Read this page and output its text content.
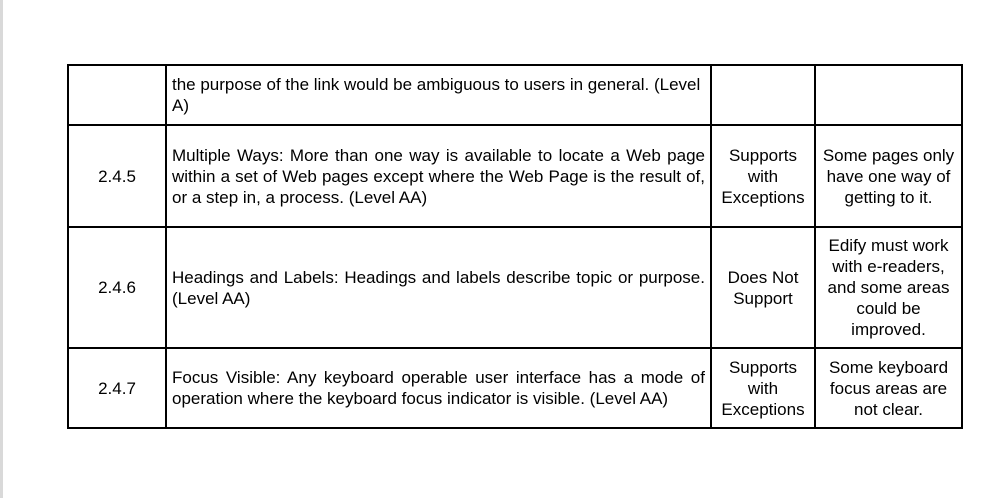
	the purpose of the link would be ambiguous to users in general. (Level A)		
2.4.5	Multiple Ways: More than one way is available to locate a Web page within a set of Web pages except where the Web Page is the result of, or a step in, a process. (Level AA)	Supports with Exceptions	Some pages only have one way of getting to it.
2.4.6	Headings and Labels: Headings and labels describe topic or purpose. (Level AA)	Does Not Support	Edify must work with e-readers, and some areas could be improved.
2.4.7	Focus Visible: Any keyboard operable user interface has a mode of operation where the keyboard focus indicator is visible. (Level AA)	Supports with Exceptions	Some keyboard focus areas are not clear.
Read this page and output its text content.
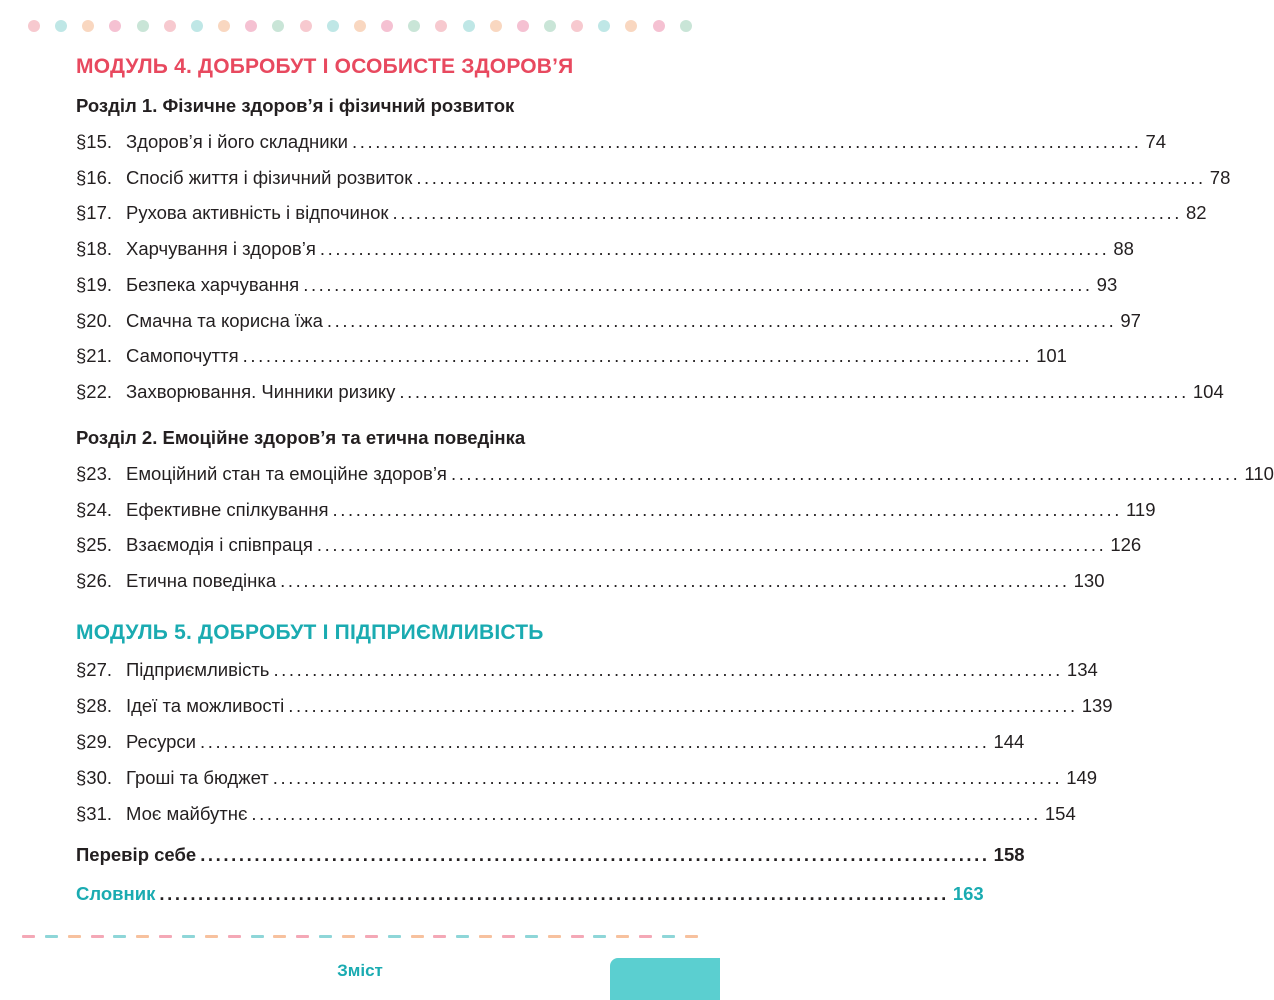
МОДУЛЬ 4. ДОБРОБУТ І ОСОБИСТЕ ЗДОРОВ’Я
Розділ 1. Фізичне здоров’я і фізичний розвиток
§15. Здоров’я і його складники ...................................................................................................... 74
§16. Спосіб життя і фізичний розвиток ...................................................................................................... 78
§17. Рухова активність і відпочинок ...................................................................................................... 82
§18. Харчування і здоров’я ...................................................................................................... 88
§19. Безпека харчування ...................................................................................................... 93
§20. Смачна та корисна їжа ...................................................................................................... 97
§21. Самопочуття ...................................................................................................... 101
§22. Захворювання. Чинники ризику ...................................................................................................... 104
Розділ 2. Емоційне здоров’я та етична поведінка
§23. Емоційний стан та емоційне здоров’я ...................................................................................................... 110
§24. Ефективне спілкування ...................................................................................................... 119
§25. Взаємодія і співпраця ...................................................................................................... 126
§26. Етична поведінка ...................................................................................................... 130
МОДУЛЬ 5. ДОБРОБУТ І ПІДПРИЄМЛИВІСТЬ
§27. Підприємливість ...................................................................................................... 134
§28. Ідеї та можливості ...................................................................................................... 139
§29. Ресурси ...................................................................................................... 144
§30. Гроші та бюджет ...................................................................................................... 149
§31. Моє майбутнє ...................................................................................................... 154
Перевір себе ...................................................................................................... 158
Словник ...................................................................................................... 163
Зміст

--*--

### TASK BRIEF
Collect from the data above every line that includes "with".

### PROBLEM SOLUTION
2.4.5	Multiple Ways: More than one way is available to locate a Web page within a set of Web pages except where the Web Page is the result of, or a step in, a process. (Level AA)	Supports with Exceptions	Some pages only have one way of getting to it.
2.4.6	Headings and Labels: Headings and labels describe topic or purpose. (Level AA)	Does Not Support	Edify must work with e-readers, and some areas could be improved.
2.4.7	Focus Visible: Any keyboard operable user interface has a mode of operation where the keyboard focus indicator is visible. (Level AA)	Supports with Exceptions	Some keyboard focus areas are not clear.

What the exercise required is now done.